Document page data
▶

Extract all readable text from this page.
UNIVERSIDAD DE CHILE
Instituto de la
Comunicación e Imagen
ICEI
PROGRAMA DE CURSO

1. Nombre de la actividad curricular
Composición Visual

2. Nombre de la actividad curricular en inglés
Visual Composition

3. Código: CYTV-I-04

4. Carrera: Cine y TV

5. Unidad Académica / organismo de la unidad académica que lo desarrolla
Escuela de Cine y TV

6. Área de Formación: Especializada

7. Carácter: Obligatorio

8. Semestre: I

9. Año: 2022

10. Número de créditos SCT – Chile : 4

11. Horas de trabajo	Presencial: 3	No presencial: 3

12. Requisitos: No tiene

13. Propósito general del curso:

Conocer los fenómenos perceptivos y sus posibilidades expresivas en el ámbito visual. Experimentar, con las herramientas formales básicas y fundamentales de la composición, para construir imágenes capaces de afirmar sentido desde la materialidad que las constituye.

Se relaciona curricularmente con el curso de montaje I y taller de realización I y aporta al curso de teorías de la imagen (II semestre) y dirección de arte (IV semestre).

◀

YOUR GOAL
Retype every record above exactly.

RESULT BELOW
Extract all readable text from this page.
UNIVERSIDAD DE CHILE
Instituto de la
Comunicación e Imagen
ICEI
PROGRAMA DE CURSO

1. Nombre de la actividad curricular
Composición Visual

2. Nombre de la actividad curricular en inglés
Visual Composition

3. Código: CYTV-I-04

4. Carrera: Cine y TV

5. Unidad Académica / organismo de la unidad académica que lo desarrolla
Escuela de Cine y TV

6. Área de Formación: Especializada

7. Carácter: Obligatorio

8. Semestre: I

9. Año: 2022

10. Número de créditos SCT – Chile : 4

11. Horas de trabajo	Presencial: 3	No presencial: 3

12. Requisitos: No tiene

13. Propósito general del curso:

Conocer los fenómenos perceptivos y sus posibilidades expresivas en el ámbito visual. Experimentar, con las herramientas formales básicas y fundamentales de la composición, para construir imágenes capaces de afirmar sentido desde la materialidad que las constituye.

Se relaciona curricularmente con el curso de montaje I y taller de realización I y aporta al curso de teorías de la imagen (II semestre) y dirección de arte (IV semestre).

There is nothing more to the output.